• _Passage_:
● ● ●
One of my first patients as a young doctor was a man with an unpleasant bowel condition called diverticulitis. The last time he had been in hospital, he had been told to eat a low-fiber diet, but since then the medical doctrine had changed (low-fiber diets having been discovered to be responsible for everything from bowel cancer and heart attacks to varicose veins), and I told him, with all the zeal of a convert, henceforth to eat a high-fiber diet.
Of course, medical advice must be dispensed according to the best available evidence of the time, but my patient, having been given diametrically opposing advice for the same condition, not surprisingly concluded that doctors did not know what they were talking about and that henceforth he should do what he liked.
For a long time now common salt has been regarded as the deadly enemy of mankind, and the less we take of it the better, the longer we shall live or at least fail to die of heart attack or stroke, or other consequences of raised blood pressure. The late Duchess of Windsor said that you could never be rich or thin enough; she might have added, if she had survived to the present, that you can never take too little salt.
● ● ●
• _The data_:
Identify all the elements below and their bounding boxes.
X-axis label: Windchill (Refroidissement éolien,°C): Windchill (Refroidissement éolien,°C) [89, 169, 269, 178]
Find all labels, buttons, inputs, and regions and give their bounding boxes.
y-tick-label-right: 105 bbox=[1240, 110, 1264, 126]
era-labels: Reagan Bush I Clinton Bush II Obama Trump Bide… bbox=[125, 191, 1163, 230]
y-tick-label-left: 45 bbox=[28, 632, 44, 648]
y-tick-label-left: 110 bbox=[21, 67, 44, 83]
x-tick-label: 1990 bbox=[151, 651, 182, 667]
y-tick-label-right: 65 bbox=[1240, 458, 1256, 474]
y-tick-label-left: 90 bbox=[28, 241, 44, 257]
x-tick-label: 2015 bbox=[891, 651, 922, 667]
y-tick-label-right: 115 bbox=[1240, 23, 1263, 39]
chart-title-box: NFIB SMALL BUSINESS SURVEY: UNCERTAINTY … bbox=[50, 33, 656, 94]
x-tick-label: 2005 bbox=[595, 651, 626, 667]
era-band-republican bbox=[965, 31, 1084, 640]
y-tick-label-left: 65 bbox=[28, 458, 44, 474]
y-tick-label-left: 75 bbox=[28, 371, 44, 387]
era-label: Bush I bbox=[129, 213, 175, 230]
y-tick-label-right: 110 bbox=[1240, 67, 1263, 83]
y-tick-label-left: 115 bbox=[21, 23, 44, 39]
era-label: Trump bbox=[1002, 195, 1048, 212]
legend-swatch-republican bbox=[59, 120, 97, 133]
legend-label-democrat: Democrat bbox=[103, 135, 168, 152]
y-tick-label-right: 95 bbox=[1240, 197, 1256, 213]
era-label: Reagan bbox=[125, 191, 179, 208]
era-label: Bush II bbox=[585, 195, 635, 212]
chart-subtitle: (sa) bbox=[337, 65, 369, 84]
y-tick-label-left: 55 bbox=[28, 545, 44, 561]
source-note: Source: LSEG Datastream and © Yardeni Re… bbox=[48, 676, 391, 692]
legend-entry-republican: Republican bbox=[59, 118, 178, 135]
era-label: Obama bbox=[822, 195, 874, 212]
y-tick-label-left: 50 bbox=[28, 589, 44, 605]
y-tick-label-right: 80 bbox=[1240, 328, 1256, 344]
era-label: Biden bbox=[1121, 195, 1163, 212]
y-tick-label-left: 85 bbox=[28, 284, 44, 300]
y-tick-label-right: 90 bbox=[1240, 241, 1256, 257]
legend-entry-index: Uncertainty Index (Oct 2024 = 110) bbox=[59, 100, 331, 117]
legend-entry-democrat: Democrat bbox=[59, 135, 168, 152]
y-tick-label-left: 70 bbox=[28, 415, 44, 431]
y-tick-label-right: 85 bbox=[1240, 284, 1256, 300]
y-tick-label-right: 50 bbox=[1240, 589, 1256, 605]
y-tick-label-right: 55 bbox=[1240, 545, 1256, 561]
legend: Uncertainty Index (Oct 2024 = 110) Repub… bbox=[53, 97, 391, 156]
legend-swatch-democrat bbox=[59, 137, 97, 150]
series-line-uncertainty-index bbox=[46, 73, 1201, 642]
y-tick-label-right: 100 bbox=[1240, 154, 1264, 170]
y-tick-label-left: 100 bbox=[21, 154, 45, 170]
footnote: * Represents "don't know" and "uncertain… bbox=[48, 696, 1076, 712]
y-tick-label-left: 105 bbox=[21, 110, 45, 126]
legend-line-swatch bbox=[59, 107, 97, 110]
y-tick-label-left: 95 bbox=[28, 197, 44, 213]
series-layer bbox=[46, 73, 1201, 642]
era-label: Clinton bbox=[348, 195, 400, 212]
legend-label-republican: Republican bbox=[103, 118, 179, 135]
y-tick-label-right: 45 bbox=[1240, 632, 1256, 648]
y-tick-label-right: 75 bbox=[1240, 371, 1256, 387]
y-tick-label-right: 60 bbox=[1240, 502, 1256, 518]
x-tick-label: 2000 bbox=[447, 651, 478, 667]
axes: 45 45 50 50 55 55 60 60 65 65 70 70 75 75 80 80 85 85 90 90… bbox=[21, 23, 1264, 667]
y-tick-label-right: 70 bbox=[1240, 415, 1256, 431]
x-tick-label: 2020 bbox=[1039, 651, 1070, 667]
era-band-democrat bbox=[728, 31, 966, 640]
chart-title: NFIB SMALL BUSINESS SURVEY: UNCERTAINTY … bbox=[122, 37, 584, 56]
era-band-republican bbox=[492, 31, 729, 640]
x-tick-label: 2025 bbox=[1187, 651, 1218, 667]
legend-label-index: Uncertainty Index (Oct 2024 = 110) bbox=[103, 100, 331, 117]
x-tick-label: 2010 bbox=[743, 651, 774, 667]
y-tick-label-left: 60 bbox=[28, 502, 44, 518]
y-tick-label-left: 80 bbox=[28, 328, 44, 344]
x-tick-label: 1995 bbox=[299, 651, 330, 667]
● ● ●
• _Work instructions_:
[A] Could you repeat, word for word, the part of the passage on shifting dietary advice that opens with the words containing "One of my first" and closes with "what he liked."?
[B] Can you carry on the passage about shifting medical advice on diet from the point where it stops?

• _List of answers_:
[A]
One of my first patients as a young doctor was a man with an unpleasant bowel condition called diverticulitis. The last time he had been in hospital, he had been told to eat a low-fiber diet, but since then the medical doctrine had changed (low-fiber diets having been discovered to be responsible for everything from bowel cancer and heart attacks to varicose veins), and I told him, with all the zeal of a convert, henceforth to eat a high-fiber diet.
Of course, medical advice must be dispensed according to the best available evidence of the time, but my patient, having been given diametrically opposing advice for the same condition, not surprisingly concluded that doctors did not know what they were talking about and that henceforth he should do what he liked.

[B]
A recent paper in the Journal of the American Medical Association puts this received wisdom in doubt. Comparing the number of “cardiovascular events” (heart attacks, strokes, and heart failure) in people with various levels of salt intake — as measured by urinary output of sodium — they found not a linear relationship but a J-shaped curve. People with high salt intakes had a high rate of cardiovascular events; but so did those with very low intakes.
This, of course, puts public health doctors and health educators in a quandary. What should they now tell a public that is thoroughly persuaded — thanks largely to them — that there is death lurking in salt crystals, and that you might as well sprinkle your food with potassium cyanide as with poor old common salt? Why should anyone put any faith in them?
The correct advice seems to be that everyone should take not too much or too little salt, but just the right amount, so that he falls on the optimal part of the J-shaped curve. But how much is the right amount, and how are you to know that, knowing how much is the right amount, you are actually taking it? Is everyone to be provided with a chemistry set at every meal?
The world, said Boswell, should not be turned into a great hospital. A meal is not to be treated as if it were a medical procedure. If everyone could live a year longer by never eating his favorite food, would the light be worth the candle? Conversely, if life could be prolonged by eating something detestable, would it be worth living?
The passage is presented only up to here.